- [WHAT IS ASKED]:
Rewrite the data starting at its first line and ending at the line containing "border-line bbox=[687, 525, 850, 645]", inclusive, substituting "x-axis-label" for every "x-tick-label" and keeping everything else unchanged.

- [DATA EXCERPTS]:
▬▬▬
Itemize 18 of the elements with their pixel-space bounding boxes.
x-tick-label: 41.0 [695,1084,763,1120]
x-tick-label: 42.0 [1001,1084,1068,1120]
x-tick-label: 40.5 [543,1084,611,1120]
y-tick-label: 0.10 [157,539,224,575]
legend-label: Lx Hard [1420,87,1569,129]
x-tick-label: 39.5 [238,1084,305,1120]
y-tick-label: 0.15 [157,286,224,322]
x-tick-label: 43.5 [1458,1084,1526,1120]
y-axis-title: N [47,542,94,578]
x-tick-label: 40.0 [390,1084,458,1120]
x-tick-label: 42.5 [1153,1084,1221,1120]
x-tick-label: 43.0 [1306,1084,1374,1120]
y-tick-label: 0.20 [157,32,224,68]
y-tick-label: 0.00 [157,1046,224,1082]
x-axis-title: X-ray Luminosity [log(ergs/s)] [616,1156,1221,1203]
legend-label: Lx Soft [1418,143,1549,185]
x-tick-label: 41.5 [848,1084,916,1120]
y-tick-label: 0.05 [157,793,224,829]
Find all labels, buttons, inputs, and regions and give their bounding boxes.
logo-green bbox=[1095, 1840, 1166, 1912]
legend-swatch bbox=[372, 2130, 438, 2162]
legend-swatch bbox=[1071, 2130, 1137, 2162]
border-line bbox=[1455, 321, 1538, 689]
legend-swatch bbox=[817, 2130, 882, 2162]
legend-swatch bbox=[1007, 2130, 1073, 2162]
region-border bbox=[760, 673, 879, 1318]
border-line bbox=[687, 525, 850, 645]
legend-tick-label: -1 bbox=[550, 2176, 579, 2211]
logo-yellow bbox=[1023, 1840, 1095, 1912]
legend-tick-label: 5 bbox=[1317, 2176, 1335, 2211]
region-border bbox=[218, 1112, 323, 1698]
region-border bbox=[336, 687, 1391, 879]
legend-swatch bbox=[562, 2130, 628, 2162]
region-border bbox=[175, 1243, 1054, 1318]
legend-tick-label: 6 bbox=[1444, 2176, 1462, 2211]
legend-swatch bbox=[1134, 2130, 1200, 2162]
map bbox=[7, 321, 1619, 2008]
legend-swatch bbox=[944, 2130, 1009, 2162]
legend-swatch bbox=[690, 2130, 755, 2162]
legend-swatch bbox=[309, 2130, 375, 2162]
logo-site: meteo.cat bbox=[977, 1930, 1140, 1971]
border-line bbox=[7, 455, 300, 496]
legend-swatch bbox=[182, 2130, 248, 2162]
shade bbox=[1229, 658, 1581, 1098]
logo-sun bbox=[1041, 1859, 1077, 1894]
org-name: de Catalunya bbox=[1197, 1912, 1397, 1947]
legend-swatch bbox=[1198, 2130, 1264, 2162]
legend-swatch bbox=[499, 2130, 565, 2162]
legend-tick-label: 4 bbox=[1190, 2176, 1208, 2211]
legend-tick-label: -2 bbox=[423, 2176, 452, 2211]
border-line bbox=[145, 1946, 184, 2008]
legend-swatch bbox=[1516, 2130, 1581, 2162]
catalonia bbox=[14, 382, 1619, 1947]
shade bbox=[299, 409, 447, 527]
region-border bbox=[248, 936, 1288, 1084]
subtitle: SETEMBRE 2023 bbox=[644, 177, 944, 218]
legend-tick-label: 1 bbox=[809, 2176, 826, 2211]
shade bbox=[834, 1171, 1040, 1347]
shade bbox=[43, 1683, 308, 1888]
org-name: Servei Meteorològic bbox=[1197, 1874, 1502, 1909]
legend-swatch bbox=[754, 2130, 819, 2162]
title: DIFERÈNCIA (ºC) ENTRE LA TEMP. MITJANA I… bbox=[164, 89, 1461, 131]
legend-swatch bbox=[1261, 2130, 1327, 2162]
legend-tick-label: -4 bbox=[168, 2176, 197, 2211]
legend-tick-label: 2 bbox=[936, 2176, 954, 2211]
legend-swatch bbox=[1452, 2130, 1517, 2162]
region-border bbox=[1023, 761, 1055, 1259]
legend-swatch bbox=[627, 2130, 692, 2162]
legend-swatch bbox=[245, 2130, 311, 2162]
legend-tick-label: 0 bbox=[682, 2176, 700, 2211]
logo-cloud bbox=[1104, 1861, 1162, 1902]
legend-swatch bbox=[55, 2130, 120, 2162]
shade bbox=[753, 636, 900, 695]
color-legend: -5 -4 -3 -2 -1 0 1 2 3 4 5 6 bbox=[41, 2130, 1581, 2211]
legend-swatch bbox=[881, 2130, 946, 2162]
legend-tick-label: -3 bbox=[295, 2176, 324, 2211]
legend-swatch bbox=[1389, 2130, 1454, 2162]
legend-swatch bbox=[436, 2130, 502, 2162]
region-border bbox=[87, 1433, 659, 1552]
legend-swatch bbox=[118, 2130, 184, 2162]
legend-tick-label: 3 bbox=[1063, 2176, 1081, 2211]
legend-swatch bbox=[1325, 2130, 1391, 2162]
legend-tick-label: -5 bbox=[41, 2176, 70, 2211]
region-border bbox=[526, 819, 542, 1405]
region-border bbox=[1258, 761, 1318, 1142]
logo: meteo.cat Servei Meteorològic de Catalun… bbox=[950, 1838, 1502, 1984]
▬▬▬
- [ANSWER TO THE EXERCISE]:
Itemize 18 of the elements with their pixel-space bounding boxes.
x-axis-label: 41.0 [695,1084,763,1120]
x-axis-label: 42.0 [1001,1084,1068,1120]
x-axis-label: 40.5 [543,1084,611,1120]
y-tick-label: 0.10 [157,539,224,575]
legend-label: Lx Hard [1420,87,1569,129]
x-axis-label: 39.5 [238,1084,305,1120]
y-tick-label: 0.15 [157,286,224,322]
x-axis-label: 43.5 [1458,1084,1526,1120]
y-axis-title: N [47,542,94,578]
x-axis-label: 40.0 [390,1084,458,1120]
x-axis-label: 42.5 [1153,1084,1221,1120]
x-axis-label: 43.0 [1306,1084,1374,1120]
y-tick-label: 0.20 [157,32,224,68]
y-tick-label: 0.00 [157,1046,224,1082]
x-axis-title: X-ray Luminosity [log(ergs/s)] [616,1156,1221,1203]
legend-label: Lx Soft [1418,143,1549,185]
x-axis-label: 41.5 [848,1084,916,1120]
y-tick-label: 0.05 [157,793,224,829]
Find all labels, buttons, inputs, and regions and give their bounding boxes.
logo-green bbox=[1095, 1840, 1166, 1912]
legend-swatch bbox=[372, 2130, 438, 2162]
legend-swatch bbox=[1071, 2130, 1137, 2162]
border-line bbox=[1455, 321, 1538, 689]
legend-swatch bbox=[817, 2130, 882, 2162]
legend-swatch bbox=[1007, 2130, 1073, 2162]
region-border bbox=[760, 673, 879, 1318]
border-line bbox=[687, 525, 850, 645]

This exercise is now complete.